= Task to complete =
Across the listing below, count the lines that mention the string "page". Reply with the figure only.

= Dataset records =

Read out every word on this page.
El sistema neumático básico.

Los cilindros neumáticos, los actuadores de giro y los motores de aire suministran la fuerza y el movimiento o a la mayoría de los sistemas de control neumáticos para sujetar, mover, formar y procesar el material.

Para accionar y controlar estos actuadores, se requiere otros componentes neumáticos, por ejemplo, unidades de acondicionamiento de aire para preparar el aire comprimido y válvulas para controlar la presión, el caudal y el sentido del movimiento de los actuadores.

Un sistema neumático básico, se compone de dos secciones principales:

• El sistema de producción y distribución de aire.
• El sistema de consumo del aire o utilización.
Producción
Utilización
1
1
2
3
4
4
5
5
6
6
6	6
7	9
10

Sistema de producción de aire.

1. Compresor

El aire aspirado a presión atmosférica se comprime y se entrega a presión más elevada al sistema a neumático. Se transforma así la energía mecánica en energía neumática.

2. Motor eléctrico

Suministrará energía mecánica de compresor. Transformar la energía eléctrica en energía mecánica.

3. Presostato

* * *

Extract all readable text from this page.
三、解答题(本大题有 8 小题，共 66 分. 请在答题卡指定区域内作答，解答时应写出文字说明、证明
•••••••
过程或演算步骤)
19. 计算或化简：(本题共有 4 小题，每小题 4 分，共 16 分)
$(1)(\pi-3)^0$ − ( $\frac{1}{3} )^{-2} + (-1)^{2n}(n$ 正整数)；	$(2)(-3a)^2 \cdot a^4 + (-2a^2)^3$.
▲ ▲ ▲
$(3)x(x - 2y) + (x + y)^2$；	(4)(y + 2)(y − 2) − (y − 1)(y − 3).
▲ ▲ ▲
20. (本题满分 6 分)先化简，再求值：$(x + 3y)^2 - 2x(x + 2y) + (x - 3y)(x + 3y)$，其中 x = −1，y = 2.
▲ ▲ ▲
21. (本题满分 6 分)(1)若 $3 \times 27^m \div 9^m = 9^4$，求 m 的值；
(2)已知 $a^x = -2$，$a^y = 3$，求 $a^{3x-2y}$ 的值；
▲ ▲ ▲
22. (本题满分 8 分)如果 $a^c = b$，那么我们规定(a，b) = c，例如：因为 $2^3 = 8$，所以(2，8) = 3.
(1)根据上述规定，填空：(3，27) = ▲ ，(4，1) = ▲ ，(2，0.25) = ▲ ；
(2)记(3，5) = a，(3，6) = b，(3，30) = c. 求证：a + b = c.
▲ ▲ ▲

= Task result =
2